* _Written task_:
Write out the material exactly, with the pictures left out.

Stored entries
-- begin --

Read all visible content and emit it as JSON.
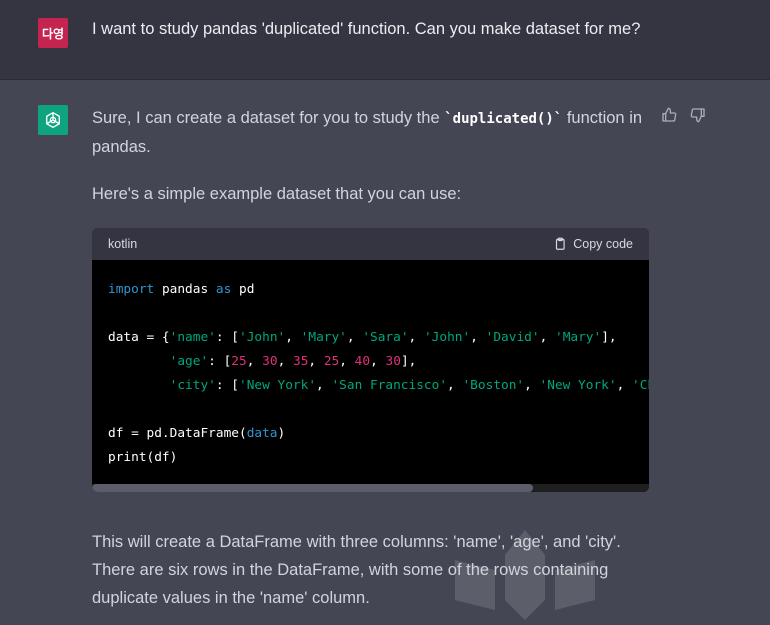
{
  "user_message": {
    "avatar_label": "다영",
    "text": "I want to study pandas 'duplicated' function. Can you make dataset for me?"
  },
  "assistant_message": {
    "para1_before": "Sure, I can create a dataset for you to study the ",
    "para1_code": "`duplicated()`",
    "para1_after": " function in",
    "para1_line2": "pandas.",
    "para2": "Here's a simple example dataset that you can use:",
    "code_block": {
      "language": "kotlin",
      "copy_label": "Copy code"
    },
    "para3_line1": "This will create a DataFrame with three columns: 'name', 'age', and 'city'.",
    "para3_line2": "There are six rows in the DataFrame, with some of the rows containing",
    "para3_line3": "duplicate values in the 'name' column."
  },
  "code": {
    "l1_import": "import",
    "l1_mod": " pandas ",
    "l1_as": "as",
    "l1_pd": " pd",
    "l3_var": "data = {",
    "key_name": "'name'",
    "colon_bracket": ": [",
    "names": [
      "'John'",
      "'Mary'",
      "'Sara'",
      "'John'",
      "'David'",
      "'Mary'"
    ],
    "key_age": "'age'",
    "ages": [
      "25",
      "30",
      "35",
      "25",
      "40",
      "30"
    ],
    "key_city": "'city'",
    "cities": [
      "'New York'",
      "'San Francisco'",
      "'Boston'",
      "'New York'",
      "'Chicago'"
    ],
    "l7_a": "df = pd.DataFrame(",
    "l7_data": "data",
    "l7_b": ")",
    "l8": "print(df)"
  },
  "watermark_text": "AIPRM",
  "colors": {
    "user_bg": "#343541",
    "assistant_bg": "#444654",
    "bot_avatar": "#10a37f",
    "user_avatar": "#c4244f"
  }
}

-- end --

* _Response_:
Read all visible content and emit it as JSON.
{
  "user_message": {
    "avatar_label": "다영",
    "text": "I want to study pandas 'duplicated' function. Can you make dataset for me?"
  },
  "assistant_message": {
    "para1_before": "Sure, I can create a dataset for you to study the ",
    "para1_code": "`duplicated()`",
    "para1_after": " function in",
    "para1_line2": "pandas.",
    "para2": "Here's a simple example dataset that you can use:",
    "code_block": {
      "language": "kotlin",
      "copy_label": "Copy code"
    },
    "para3_line1": "This will create a DataFrame with three columns: 'name', 'age', and 'city'.",
    "para3_line2": "There are six rows in the DataFrame, with some of the rows containing",
    "para3_line3": "duplicate values in the 'name' column."
  },
  "code": {
    "l1_import": "import",
    "l1_mod": " pandas ",
    "l1_as": "as",
    "l1_pd": " pd",
    "l3_var": "data = {",
    "key_name": "'name'",
    "colon_bracket": ": [",
    "names": [
      "'John'",
      "'Mary'",
      "'Sara'",
      "'John'",
      "'David'",
      "'Mary'"
    ],
    "key_age": "'age'",
    "ages": [
      "25",
      "30",
      "35",
      "25",
      "40",
      "30"
    ],
    "key_city": "'city'",
    "cities": [
      "'New York'",
      "'San Francisco'",
      "'Boston'",
      "'New York'",
      "'Chicago'"
    ],
    "l7_a": "df = pd.DataFrame(",
    "l7_data": "data",
    "l7_b": ")",
    "l8": "print(df)"
  },
  "watermark_text": "AIPRM",
  "colors": {
    "user_bg": "#343541",
    "assistant_bg": "#444654",
    "bot_avatar": "#10a37f",
    "user_avatar": "#c4244f"
  }
}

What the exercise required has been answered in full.